# Do this
Look through the listing below and give the number of lines that hold "الرجل". Say nothing more.

Records contained in a dataset:
—————
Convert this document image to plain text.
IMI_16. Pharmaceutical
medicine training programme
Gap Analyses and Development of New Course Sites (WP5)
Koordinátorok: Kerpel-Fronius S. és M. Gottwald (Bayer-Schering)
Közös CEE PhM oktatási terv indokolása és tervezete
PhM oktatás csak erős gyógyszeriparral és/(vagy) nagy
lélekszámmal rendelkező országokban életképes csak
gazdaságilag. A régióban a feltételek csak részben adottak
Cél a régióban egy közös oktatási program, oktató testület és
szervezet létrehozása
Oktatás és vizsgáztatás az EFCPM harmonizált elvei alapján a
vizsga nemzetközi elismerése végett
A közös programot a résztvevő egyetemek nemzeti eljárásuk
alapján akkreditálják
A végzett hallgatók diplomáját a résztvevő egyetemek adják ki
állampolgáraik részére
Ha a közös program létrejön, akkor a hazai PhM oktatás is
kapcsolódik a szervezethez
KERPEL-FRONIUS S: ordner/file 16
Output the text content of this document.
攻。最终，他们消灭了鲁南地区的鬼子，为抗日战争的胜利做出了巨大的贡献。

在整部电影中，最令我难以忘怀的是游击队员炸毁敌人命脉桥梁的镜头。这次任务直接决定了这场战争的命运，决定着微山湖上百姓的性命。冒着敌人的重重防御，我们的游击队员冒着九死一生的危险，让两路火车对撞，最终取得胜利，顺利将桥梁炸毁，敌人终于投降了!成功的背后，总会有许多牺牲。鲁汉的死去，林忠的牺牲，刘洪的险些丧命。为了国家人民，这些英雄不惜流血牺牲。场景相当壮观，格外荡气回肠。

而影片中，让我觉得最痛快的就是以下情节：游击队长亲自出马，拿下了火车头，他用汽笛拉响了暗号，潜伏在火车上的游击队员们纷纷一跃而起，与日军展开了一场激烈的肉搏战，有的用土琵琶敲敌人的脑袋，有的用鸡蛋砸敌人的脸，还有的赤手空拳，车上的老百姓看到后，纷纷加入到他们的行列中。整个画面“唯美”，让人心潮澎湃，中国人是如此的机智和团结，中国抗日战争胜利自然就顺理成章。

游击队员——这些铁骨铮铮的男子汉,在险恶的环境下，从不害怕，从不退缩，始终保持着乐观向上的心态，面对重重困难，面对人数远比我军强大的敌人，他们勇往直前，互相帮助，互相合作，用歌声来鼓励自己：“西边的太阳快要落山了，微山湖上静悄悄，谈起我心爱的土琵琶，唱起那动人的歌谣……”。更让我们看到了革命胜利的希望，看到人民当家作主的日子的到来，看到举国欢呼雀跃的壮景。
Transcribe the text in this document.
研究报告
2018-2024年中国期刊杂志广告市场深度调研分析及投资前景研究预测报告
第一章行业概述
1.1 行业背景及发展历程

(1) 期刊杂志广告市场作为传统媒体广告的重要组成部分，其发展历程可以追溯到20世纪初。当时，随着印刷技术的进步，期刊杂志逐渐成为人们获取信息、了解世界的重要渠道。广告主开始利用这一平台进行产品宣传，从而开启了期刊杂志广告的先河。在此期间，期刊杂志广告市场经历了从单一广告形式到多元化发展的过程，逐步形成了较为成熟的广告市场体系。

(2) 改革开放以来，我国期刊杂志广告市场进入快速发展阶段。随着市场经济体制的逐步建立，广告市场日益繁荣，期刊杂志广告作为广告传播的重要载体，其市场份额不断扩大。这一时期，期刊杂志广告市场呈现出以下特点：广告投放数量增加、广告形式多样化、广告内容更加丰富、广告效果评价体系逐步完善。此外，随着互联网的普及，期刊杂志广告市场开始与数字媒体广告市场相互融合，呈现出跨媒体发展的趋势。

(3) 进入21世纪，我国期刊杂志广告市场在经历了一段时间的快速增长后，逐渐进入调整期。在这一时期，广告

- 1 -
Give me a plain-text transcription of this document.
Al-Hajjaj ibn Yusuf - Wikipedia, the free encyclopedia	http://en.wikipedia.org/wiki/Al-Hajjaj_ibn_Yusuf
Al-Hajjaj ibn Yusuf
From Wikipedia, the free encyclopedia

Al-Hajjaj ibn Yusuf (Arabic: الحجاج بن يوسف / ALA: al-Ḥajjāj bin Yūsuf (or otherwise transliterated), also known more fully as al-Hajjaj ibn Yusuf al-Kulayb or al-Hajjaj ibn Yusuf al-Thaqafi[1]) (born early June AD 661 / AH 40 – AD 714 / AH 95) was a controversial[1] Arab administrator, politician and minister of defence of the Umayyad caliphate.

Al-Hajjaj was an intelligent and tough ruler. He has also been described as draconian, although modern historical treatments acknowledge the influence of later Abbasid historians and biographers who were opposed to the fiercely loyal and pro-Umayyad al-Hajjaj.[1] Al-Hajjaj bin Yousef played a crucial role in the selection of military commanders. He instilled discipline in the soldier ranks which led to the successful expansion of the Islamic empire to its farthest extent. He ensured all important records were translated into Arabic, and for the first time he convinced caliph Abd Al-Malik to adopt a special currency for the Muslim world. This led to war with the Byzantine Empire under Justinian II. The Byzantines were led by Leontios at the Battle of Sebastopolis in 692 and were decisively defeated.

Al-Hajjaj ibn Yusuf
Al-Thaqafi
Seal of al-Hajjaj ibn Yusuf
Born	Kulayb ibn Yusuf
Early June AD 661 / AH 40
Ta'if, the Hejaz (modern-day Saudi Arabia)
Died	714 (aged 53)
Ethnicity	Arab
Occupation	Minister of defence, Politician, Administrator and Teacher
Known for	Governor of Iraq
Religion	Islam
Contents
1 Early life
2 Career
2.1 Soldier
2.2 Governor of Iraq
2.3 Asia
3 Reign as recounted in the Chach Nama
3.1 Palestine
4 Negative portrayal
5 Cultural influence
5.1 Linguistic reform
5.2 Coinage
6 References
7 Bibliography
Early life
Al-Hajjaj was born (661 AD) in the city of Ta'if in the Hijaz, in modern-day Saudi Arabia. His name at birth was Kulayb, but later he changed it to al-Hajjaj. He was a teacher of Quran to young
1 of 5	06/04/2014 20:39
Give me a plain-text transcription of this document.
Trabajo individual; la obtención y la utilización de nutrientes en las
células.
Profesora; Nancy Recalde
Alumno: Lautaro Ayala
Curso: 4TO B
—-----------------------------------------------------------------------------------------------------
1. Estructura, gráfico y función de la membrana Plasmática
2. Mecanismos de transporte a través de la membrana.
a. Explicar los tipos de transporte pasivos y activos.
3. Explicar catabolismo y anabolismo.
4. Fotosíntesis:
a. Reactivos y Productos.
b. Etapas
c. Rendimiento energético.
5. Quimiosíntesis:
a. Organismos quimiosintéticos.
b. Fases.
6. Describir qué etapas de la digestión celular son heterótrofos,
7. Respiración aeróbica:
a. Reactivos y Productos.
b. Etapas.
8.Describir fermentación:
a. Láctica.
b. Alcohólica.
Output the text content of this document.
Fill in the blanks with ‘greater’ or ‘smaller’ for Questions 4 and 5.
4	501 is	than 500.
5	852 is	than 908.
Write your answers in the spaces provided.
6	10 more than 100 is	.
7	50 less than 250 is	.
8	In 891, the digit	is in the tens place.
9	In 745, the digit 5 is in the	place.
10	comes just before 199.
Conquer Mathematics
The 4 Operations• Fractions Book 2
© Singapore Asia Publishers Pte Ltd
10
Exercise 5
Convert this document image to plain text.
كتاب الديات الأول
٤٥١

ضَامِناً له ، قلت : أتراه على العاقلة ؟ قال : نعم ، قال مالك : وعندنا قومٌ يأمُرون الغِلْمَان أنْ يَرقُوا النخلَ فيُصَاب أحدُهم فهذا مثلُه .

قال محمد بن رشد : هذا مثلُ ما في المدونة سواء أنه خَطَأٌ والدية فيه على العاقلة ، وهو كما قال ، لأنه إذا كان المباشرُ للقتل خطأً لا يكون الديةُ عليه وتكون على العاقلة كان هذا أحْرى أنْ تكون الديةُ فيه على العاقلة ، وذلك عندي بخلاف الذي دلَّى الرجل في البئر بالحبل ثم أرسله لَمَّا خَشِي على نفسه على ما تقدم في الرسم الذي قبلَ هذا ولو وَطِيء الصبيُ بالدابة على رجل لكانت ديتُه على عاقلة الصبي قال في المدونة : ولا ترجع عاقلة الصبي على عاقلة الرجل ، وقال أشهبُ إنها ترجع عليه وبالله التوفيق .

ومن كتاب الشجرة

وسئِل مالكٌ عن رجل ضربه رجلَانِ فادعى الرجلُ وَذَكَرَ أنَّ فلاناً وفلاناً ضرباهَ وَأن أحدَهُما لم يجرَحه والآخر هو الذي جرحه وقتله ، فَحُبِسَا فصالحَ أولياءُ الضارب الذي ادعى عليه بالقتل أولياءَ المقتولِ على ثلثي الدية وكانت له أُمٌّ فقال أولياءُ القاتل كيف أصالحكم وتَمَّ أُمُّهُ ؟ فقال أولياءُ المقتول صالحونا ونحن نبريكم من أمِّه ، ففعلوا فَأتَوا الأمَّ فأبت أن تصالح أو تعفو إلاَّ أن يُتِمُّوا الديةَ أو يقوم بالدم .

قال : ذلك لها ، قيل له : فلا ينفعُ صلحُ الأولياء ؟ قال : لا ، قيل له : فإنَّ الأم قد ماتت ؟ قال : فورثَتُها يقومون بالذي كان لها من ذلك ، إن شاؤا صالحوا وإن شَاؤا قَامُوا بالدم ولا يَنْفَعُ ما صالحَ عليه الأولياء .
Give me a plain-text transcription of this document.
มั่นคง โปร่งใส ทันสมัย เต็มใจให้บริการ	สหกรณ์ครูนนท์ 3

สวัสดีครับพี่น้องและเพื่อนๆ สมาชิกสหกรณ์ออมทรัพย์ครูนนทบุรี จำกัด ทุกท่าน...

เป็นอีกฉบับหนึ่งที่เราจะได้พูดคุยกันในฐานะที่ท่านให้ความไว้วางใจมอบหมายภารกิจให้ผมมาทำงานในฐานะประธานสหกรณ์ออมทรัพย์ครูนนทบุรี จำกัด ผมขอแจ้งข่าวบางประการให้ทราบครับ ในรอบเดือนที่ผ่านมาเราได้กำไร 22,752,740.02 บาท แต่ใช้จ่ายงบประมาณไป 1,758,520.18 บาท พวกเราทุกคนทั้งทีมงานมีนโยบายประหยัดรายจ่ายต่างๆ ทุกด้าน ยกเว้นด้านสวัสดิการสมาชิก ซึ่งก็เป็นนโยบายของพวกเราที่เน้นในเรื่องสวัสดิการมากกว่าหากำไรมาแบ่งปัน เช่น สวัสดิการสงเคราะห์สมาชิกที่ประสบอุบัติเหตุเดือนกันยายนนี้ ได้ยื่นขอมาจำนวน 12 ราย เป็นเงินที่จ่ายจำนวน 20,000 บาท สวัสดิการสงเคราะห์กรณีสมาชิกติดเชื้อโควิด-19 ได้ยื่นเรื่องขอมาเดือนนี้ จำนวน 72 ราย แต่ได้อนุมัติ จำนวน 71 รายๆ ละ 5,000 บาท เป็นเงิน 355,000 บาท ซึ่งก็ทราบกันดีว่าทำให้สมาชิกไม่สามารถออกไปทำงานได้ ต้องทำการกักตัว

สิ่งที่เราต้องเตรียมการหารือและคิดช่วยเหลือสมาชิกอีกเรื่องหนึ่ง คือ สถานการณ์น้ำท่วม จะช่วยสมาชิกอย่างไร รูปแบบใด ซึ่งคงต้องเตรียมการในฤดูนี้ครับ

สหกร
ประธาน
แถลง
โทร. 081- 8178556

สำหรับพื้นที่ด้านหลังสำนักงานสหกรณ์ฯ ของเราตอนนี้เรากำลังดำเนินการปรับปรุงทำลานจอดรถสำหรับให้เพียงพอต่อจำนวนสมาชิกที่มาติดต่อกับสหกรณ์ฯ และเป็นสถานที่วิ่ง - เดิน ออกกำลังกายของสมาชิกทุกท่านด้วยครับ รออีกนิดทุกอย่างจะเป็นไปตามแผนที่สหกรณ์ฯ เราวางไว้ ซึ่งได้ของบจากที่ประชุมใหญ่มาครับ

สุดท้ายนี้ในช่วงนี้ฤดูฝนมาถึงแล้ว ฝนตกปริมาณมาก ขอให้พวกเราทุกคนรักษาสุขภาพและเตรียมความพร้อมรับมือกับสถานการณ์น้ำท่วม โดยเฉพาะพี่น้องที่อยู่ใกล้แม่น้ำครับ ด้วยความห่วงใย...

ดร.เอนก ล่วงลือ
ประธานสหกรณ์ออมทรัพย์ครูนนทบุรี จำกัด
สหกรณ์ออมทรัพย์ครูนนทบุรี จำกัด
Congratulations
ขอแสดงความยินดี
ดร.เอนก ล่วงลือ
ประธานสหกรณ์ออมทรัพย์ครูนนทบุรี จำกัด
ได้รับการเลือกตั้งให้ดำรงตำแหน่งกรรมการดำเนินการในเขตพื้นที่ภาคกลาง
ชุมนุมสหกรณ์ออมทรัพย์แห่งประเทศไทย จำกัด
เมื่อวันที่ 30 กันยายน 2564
—————
# Answer to this task
2